→ **WHAT THE EXERCISE ASKS**
Retype the data that follows line by line, exactly, and leave its pictures out.

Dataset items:

▼

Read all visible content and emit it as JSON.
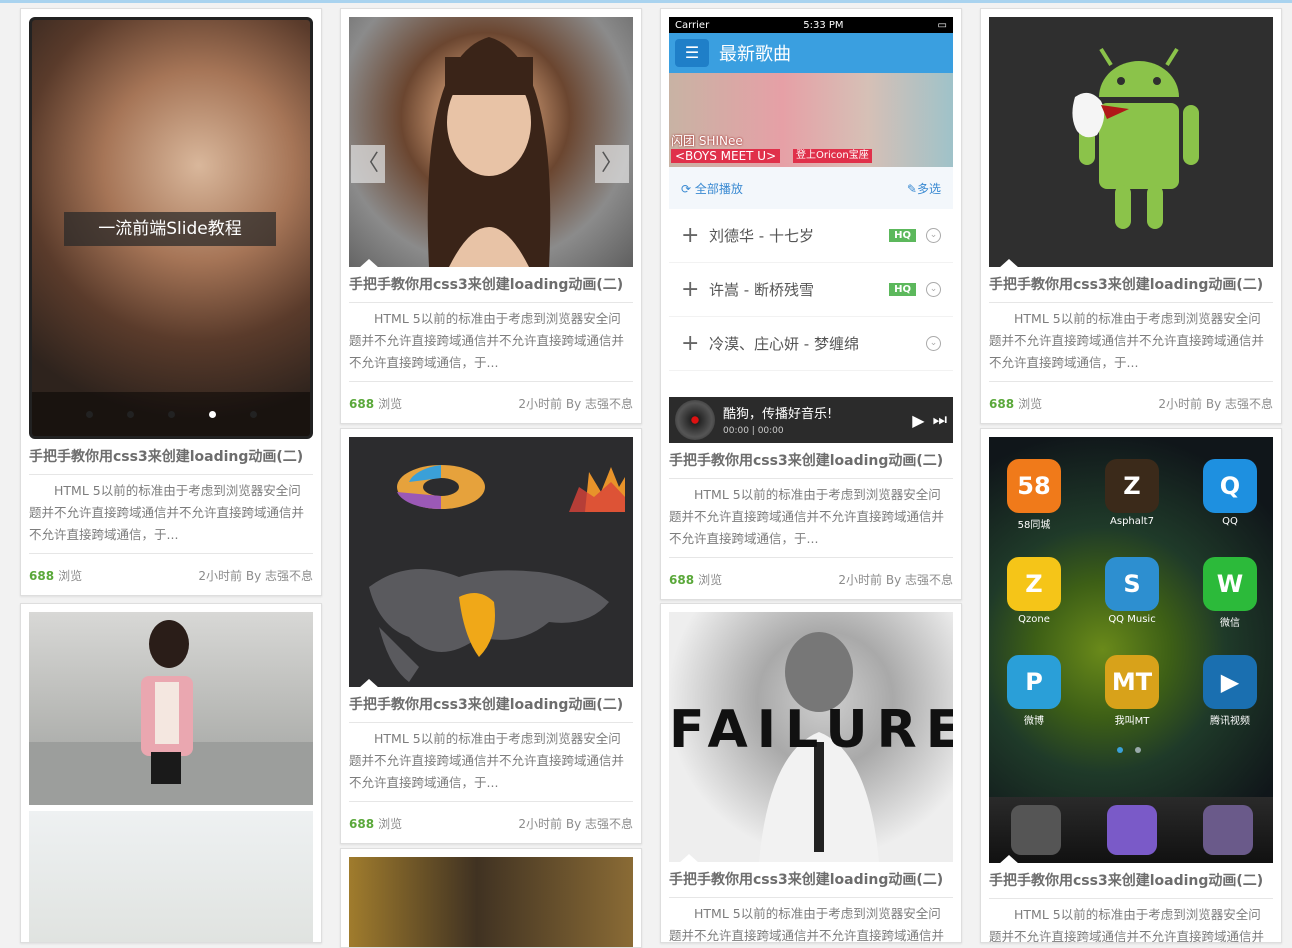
{
  "cards": {
    "title": "手把手教你用css3来创建loading动画(二)",
    "desc": "HTML 5以前的标准由于考虑到浏览器安全问题并不允许直接跨域通信并不允许直接跨域通信并不允许直接跨域通信，于...",
    "views": "688",
    "views_label": "浏览",
    "meta_right": "2小时前 By 志强不息"
  },
  "slide": {
    "caption": "一流前端Slide教程"
  },
  "carousel": {
    "prev": "〈",
    "next": "〉"
  },
  "music": {
    "status_carrier": "Carrier",
    "status_time": "5:33 PM",
    "header_title": "最新歌曲",
    "banner_line1": "闪团 SHINee",
    "banner_line2": "<BOYS MEET U>",
    "banner_line3": "登上Oricon宝座",
    "play_all": "全部播放",
    "multi_select": "多选",
    "songs": [
      {
        "name": "刘德华 - 十七岁",
        "hq": "HQ"
      },
      {
        "name": "许嵩 - 断桥残雪",
        "hq": "HQ"
      },
      {
        "name": "冷漠、庄心妍 - 梦缠绵",
        "hq": ""
      }
    ],
    "player_title": "酷狗，传播好音乐!",
    "player_time": "00:00 | 00:00"
  },
  "failure": {
    "word": "FAILURE"
  },
  "apps": [
    {
      "label": "58同城",
      "glyph": "58",
      "color": "#f07a1a"
    },
    {
      "label": "Asphalt7",
      "glyph": "Z",
      "color": "#3b2a1a"
    },
    {
      "label": "QQ",
      "glyph": "Q",
      "color": "#1e90e0"
    },
    {
      "label": "Qzone",
      "glyph": "Z",
      "color": "#f5c518"
    },
    {
      "label": "QQ Music",
      "glyph": "S",
      "color": "#2d8fd0"
    },
    {
      "label": "微信",
      "glyph": "W",
      "color": "#2cba3a"
    },
    {
      "label": "微博",
      "glyph": "P",
      "color": "#2a9fd8"
    },
    {
      "label": "我叫MT",
      "glyph": "MT",
      "color": "#d8a21a"
    },
    {
      "label": "腾讯视频",
      "glyph": "▶",
      "color": "#1a6fb0"
    }
  ],
  "colors": {
    "views_number": "#5aa83a",
    "music_header": "#3a9fe0",
    "hq_badge": "#5cb85c"
  }
}
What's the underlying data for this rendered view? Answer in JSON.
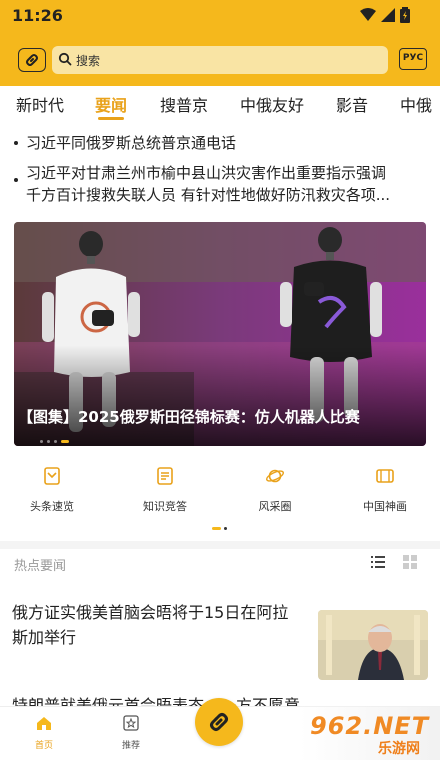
{
  "status": {
    "time": "11:26"
  },
  "search": {
    "placeholder": "搜索",
    "lang_label": "РУС"
  },
  "tabs": [
    {
      "label": "新时代",
      "active": false
    },
    {
      "label": "要闻",
      "active": true
    },
    {
      "label": "搜普京",
      "active": false
    },
    {
      "label": "中俄友好",
      "active": false
    },
    {
      "label": "影音",
      "active": false
    },
    {
      "label": "中俄",
      "active": false
    }
  ],
  "headlines": [
    "习近平同俄罗斯总统普京通电话",
    "习近平对甘肃兰州市榆中县山洪灾害作出重要指示强调",
    "千方百计搜救失联人员 有针对性地做好防汛救灾各项..."
  ],
  "banner": {
    "caption": "【图集】2025俄罗斯田径锦标赛：仿人机器人比赛",
    "slide_count": 4,
    "active_slide": 3
  },
  "quick_links": [
    {
      "label": "头条速览",
      "icon": "document-icon"
    },
    {
      "label": "知识竞答",
      "icon": "quiz-icon"
    },
    {
      "label": "风采圈",
      "icon": "planet-icon"
    },
    {
      "label": "中国神画",
      "icon": "scroll-icon"
    }
  ],
  "hot_news": {
    "title": "热点要闻",
    "items": [
      {
        "title": "俄方证实俄美首脑会晤将于15日在阿拉斯加举行"
      },
      {
        "title": "特朗普就美俄元首会晤表态：一方不愿意"
      }
    ]
  },
  "bottom_nav": [
    {
      "label": "首页",
      "icon": "home-icon",
      "active": true
    },
    {
      "label": "推荐",
      "icon": "star-box-icon",
      "active": false
    }
  ],
  "watermark": {
    "main": "962.NET",
    "sub": "乐游网"
  },
  "colors": {
    "accent": "#f5b81c",
    "active_text": "#e9a21b"
  }
}
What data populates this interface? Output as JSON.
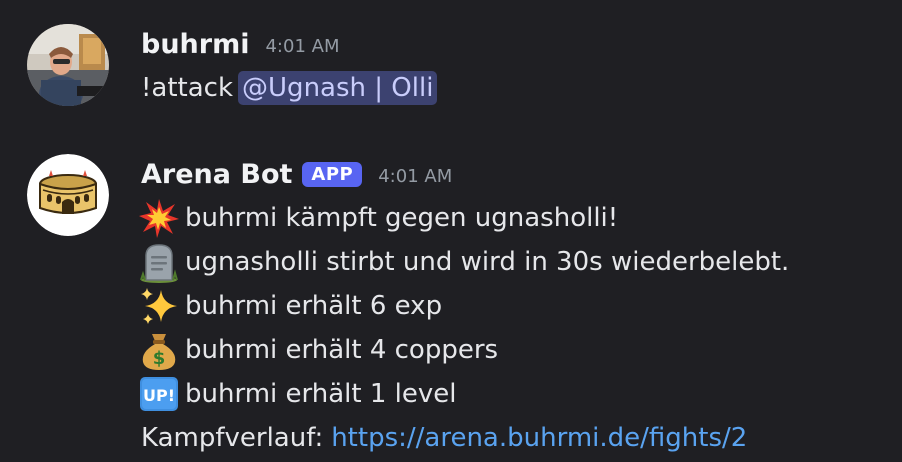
{
  "messages": [
    {
      "author": "buhrmi",
      "timestamp": "4:01 AM",
      "command": "!attack",
      "mention": "@Ugnash | Olli"
    },
    {
      "author": "Arena Bot",
      "badge": "APP",
      "timestamp": "4:01 AM",
      "lines": [
        {
          "icon": "collision-icon",
          "text": "buhrmi kämpft gegen ugnasholli!"
        },
        {
          "icon": "headstone-icon",
          "text": "ugnasholli stirbt und wird in 30s wiederbelebt."
        },
        {
          "icon": "sparkles-icon",
          "text": "buhrmi erhält 6 exp"
        },
        {
          "icon": "money-bag-icon",
          "text": "buhrmi erhält 4 coppers"
        },
        {
          "icon": "up-button-icon",
          "text": "buhrmi erhält 1 level"
        }
      ],
      "link_label": "Kampfverlauf:",
      "link_url": "https://arena.buhrmi.de/fights/2"
    }
  ],
  "colors": {
    "background": "#1f1f23",
    "mention_bg": "#3c4270",
    "mention_text": "#c9cdfb",
    "badge": "#5865f2",
    "link": "#5aa3f0",
    "timestamp": "#949ba4"
  }
}
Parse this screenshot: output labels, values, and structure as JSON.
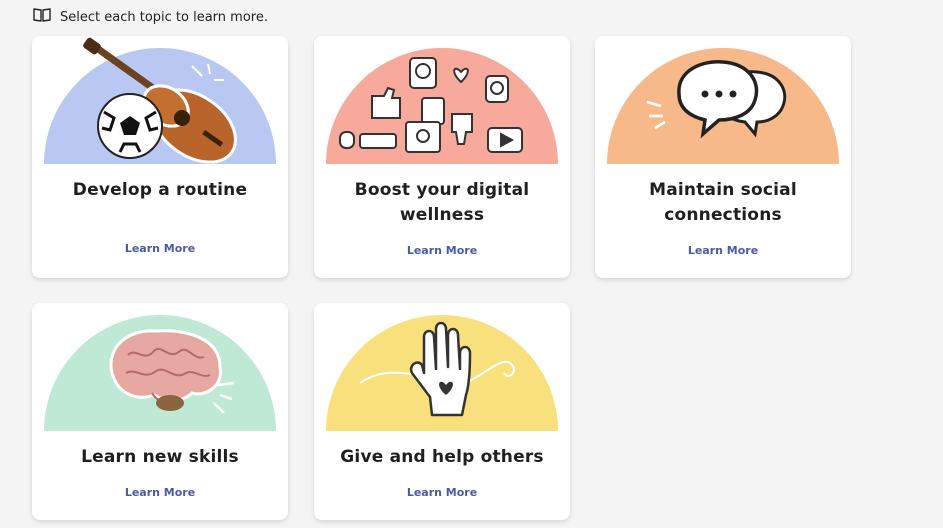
{
  "header": {
    "icon": "open-book-icon",
    "text": "Select each topic to learn more."
  },
  "cards": [
    {
      "title_lines": [
        "Develop a routine"
      ],
      "learn_more": "Learn More",
      "art_color": "#b9c8f2",
      "art_icons": [
        "soccer-ball-icon",
        "ukulele-icon"
      ]
    },
    {
      "title_lines": [
        "Boost your digital",
        "wellness"
      ],
      "learn_more": "Learn More",
      "art_color": "#f7a99c",
      "art_icons": [
        "social-media-stickers-icon"
      ]
    },
    {
      "title_lines": [
        "Maintain social",
        "connections"
      ],
      "learn_more": "Learn More",
      "art_color": "#f7b88a",
      "art_icons": [
        "chat-bubbles-icon"
      ]
    },
    {
      "title_lines": [
        "Learn new skills"
      ],
      "learn_more": "Learn More",
      "art_color": "#bfe9d4",
      "art_icons": [
        "brain-icon"
      ]
    },
    {
      "title_lines": [
        "Give and help others"
      ],
      "learn_more": "Learn More",
      "art_color": "#f8e07c",
      "art_icons": [
        "helping-hand-heart-icon"
      ]
    }
  ]
}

▲

→ **ANSWER TO THE EXERCISE**
Read all visible content and emit it as JSON.
{
  "cards": {
    "title": "手把手教你用css3来创建loading动画(二)",
    "desc": "HTML 5以前的标准由于考虑到浏览器安全问题并不允许直接跨域通信并不允许直接跨域通信并不允许直接跨域通信，于...",
    "views": "688",
    "views_label": "浏览",
    "meta_right": "2小时前 By 志强不息"
  },
  "slide": {
    "caption": "一流前端Slide教程"
  },
  "carousel": {
    "prev": "〈",
    "next": "〉"
  },
  "music": {
    "status_carrier": "Carrier",
    "status_time": "5:33 PM",
    "header_title": "最新歌曲",
    "banner_line1": "闪团 SHINee",
    "banner_line2": "<BOYS MEET U>",
    "banner_line3": "登上Oricon宝座",
    "play_all": "全部播放",
    "multi_select": "多选",
    "songs": [
      {
        "name": "刘德华 - 十七岁",
        "hq": "HQ"
      },
      {
        "name": "许嵩 - 断桥残雪",
        "hq": "HQ"
      },
      {
        "name": "冷漠、庄心妍 - 梦缠绵",
        "hq": ""
      }
    ],
    "player_title": "酷狗，传播好音乐!",
    "player_time": "00:00 | 00:00"
  },
  "failure": {
    "word": "FAILURE"
  },
  "apps": [
    {
      "label": "58同城",
      "glyph": "58",
      "color": "#f07a1a"
    },
    {
      "label": "Asphalt7",
      "glyph": "Z",
      "color": "#3b2a1a"
    },
    {
      "label": "QQ",
      "glyph": "Q",
      "color": "#1e90e0"
    },
    {
      "label": "Qzone",
      "glyph": "Z",
      "color": "#f5c518"
    },
    {
      "label": "QQ Music",
      "glyph": "S",
      "color": "#2d8fd0"
    },
    {
      "label": "微信",
      "glyph": "W",
      "color": "#2cba3a"
    },
    {
      "label": "微博",
      "glyph": "P",
      "color": "#2a9fd8"
    },
    {
      "label": "我叫MT",
      "glyph": "MT",
      "color": "#d8a21a"
    },
    {
      "label": "腾讯视频",
      "glyph": "▶",
      "color": "#1a6fb0"
    }
  ],
  "colors": {
    "views_number": "#5aa83a",
    "music_header": "#3a9fe0",
    "hq_badge": "#5cb85c"
  }
}
What's the underlying data for this rendered view? Answer in JSON.
{
  "status": {
    "time": "11:26"
  },
  "search": {
    "placeholder": "搜索",
    "lang_label": "РУС"
  },
  "tabs": [
    {
      "label": "新时代",
      "active": false
    },
    {
      "label": "要闻",
      "active": true
    },
    {
      "label": "搜普京",
      "active": false
    },
    {
      "label": "中俄友好",
      "active": false
    },
    {
      "label": "影音",
      "active": false
    },
    {
      "label": "中俄",
      "active": false
    }
  ],
  "headlines": [
    "习近平同俄罗斯总统普京通电话",
    "习近平对甘肃兰州市榆中县山洪灾害作出重要指示强调",
    "千方百计搜救失联人员 有针对性地做好防汛救灾各项..."
  ],
  "banner": {
    "caption": "【图集】2025俄罗斯田径锦标赛：仿人机器人比赛",
    "slide_count": 4,
    "active_slide": 3
  },
  "quick_links": [
    {
      "label": "头条速览",
      "icon": "document-icon"
    },
    {
      "label": "知识竞答",
      "icon": "quiz-icon"
    },
    {
      "label": "风采圈",
      "icon": "planet-icon"
    },
    {
      "label": "中国神画",
      "icon": "scroll-icon"
    }
  ],
  "hot_news": {
    "title": "热点要闻",
    "items": [
      {
        "title": "俄方证实俄美首脑会晤将于15日在阿拉斯加举行"
      },
      {
        "title": "特朗普就美俄元首会晤表态：一方不愿意"
      }
    ]
  },
  "bottom_nav": [
    {
      "label": "首页",
      "icon": "home-icon",
      "active": true
    },
    {
      "label": "推荐",
      "icon": "star-box-icon",
      "active": false
    }
  ],
  "watermark": {
    "main": "962.NET",
    "sub": "乐游网"
  },
  "colors": {
    "accent": "#f5b81c",
    "active_text": "#e9a21b"
  }
}
What data populates this interface? Output as JSON.
{
  "messages": [
    {
      "author": "buhrmi",
      "timestamp": "4:01 AM",
      "command": "!attack",
      "mention": "@Ugnash | Olli"
    },
    {
      "author": "Arena Bot",
      "badge": "APP",
      "timestamp": "4:01 AM",
      "lines": [
        {
          "icon": "collision-icon",
          "text": "buhrmi kämpft gegen ugnasholli!"
        },
        {
          "icon": "headstone-icon",
          "text": "ugnasholli stirbt und wird in 30s wiederbelebt."
        },
        {
          "icon": "sparkles-icon",
          "text": "buhrmi erhält 6 exp"
        },
        {
          "icon": "money-bag-icon",
          "text": "buhrmi erhält 4 coppers"
        },
        {
          "icon": "up-button-icon",
          "text": "buhrmi erhält 1 level"
        }
      ],
      "link_label": "Kampfverlauf:",
      "link_url": "https://arena.buhrmi.de/fights/2"
    }
  ],
  "colors": {
    "background": "#1f1f23",
    "mention_bg": "#3c4270",
    "mention_text": "#c9cdfb",
    "badge": "#5865f2",
    "link": "#5aa3f0",
    "timestamp": "#949ba4"
  }
}
Parse this screenshot: output labels, values, and structure as JSON.
{
  "header": {
    "icon": "open-book-icon",
    "text": "Select each topic to learn more."
  },
  "cards": [
    {
      "title_lines": [
        "Develop a routine"
      ],
      "learn_more": "Learn More",
      "art_color": "#b9c8f2",
      "art_icons": [
        "soccer-ball-icon",
        "ukulele-icon"
      ]
    },
    {
      "title_lines": [
        "Boost your digital",
        "wellness"
      ],
      "learn_more": "Learn More",
      "art_color": "#f7a99c",
      "art_icons": [
        "social-media-stickers-icon"
      ]
    },
    {
      "title_lines": [
        "Maintain social",
        "connections"
      ],
      "learn_more": "Learn More",
      "art_color": "#f7b88a",
      "art_icons": [
        "chat-bubbles-icon"
      ]
    },
    {
      "title_lines": [
        "Learn new skills"
      ],
      "learn_more": "Learn More",
      "art_color": "#bfe9d4",
      "art_icons": [
        "brain-icon"
      ]
    },
    {
      "title_lines": [
        "Give and help others"
      ],
      "learn_more": "Learn More",
      "art_color": "#f8e07c",
      "art_icons": [
        "helping-hand-heart-icon"
      ]
    }
  ]
}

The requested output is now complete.